(Extracts from a graphics dataset)
──────

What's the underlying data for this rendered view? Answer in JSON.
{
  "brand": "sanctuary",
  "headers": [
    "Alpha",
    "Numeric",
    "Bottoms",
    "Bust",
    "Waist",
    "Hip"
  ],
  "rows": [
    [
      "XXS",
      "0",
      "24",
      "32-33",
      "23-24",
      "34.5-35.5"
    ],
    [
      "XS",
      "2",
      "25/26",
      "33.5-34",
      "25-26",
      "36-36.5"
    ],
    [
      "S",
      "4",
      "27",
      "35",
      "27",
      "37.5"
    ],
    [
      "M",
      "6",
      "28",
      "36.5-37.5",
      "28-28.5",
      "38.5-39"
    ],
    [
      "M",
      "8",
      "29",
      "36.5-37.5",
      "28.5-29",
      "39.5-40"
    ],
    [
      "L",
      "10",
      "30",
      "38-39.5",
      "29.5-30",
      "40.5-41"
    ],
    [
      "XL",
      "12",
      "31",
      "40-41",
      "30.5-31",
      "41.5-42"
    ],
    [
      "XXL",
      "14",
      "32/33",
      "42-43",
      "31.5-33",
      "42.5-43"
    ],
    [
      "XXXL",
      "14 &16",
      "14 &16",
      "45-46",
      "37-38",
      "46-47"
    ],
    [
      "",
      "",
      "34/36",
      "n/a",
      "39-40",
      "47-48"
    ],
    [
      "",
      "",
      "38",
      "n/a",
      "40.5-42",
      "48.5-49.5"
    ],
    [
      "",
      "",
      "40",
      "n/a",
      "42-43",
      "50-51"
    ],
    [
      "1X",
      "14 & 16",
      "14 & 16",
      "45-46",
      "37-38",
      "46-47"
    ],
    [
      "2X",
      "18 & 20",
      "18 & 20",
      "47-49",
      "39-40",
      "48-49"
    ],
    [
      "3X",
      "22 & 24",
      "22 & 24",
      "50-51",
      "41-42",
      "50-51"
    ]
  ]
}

──────

» **What is needed**: Emit the records above again, exactly, with no line skipped.

» **Solution below**:
What's the underlying data for this rendered view? Answer in JSON.
{
  "brand": "sanctuary",
  "headers": [
    "Alpha",
    "Numeric",
    "Bottoms",
    "Bust",
    "Waist",
    "Hip"
  ],
  "rows": [
    [
      "XXS",
      "0",
      "24",
      "32-33",
      "23-24",
      "34.5-35.5"
    ],
    [
      "XS",
      "2",
      "25/26",
      "33.5-34",
      "25-26",
      "36-36.5"
    ],
    [
      "S",
      "4",
      "27",
      "35",
      "27",
      "37.5"
    ],
    [
      "M",
      "6",
      "28",
      "36.5-37.5",
      "28-28.5",
      "38.5-39"
    ],
    [
      "M",
      "8",
      "29",
      "36.5-37.5",
      "28.5-29",
      "39.5-40"
    ],
    [
      "L",
      "10",
      "30",
      "38-39.5",
      "29.5-30",
      "40.5-41"
    ],
    [
      "XL",
      "12",
      "31",
      "40-41",
      "30.5-31",
      "41.5-42"
    ],
    [
      "XXL",
      "14",
      "32/33",
      "42-43",
      "31.5-33",
      "42.5-43"
    ],
    [
      "XXXL",
      "14 &16",
      "14 &16",
      "45-46",
      "37-38",
      "46-47"
    ],
    [
      "",
      "",
      "34/36",
      "n/a",
      "39-40",
      "47-48"
    ],
    [
      "",
      "",
      "38",
      "n/a",
      "40.5-42",
      "48.5-49.5"
    ],
    [
      "",
      "",
      "40",
      "n/a",
      "42-43",
      "50-51"
    ],
    [
      "1X",
      "14 & 16",
      "14 & 16",
      "45-46",
      "37-38",
      "46-47"
    ],
    [
      "2X",
      "18 & 20",
      "18 & 20",
      "47-49",
      "39-40",
      "48-49"
    ],
    [
      "3X",
      "22 & 24",
      "22 & 24",
      "50-51",
      "41-42",
      "50-51"
    ]
  ]
}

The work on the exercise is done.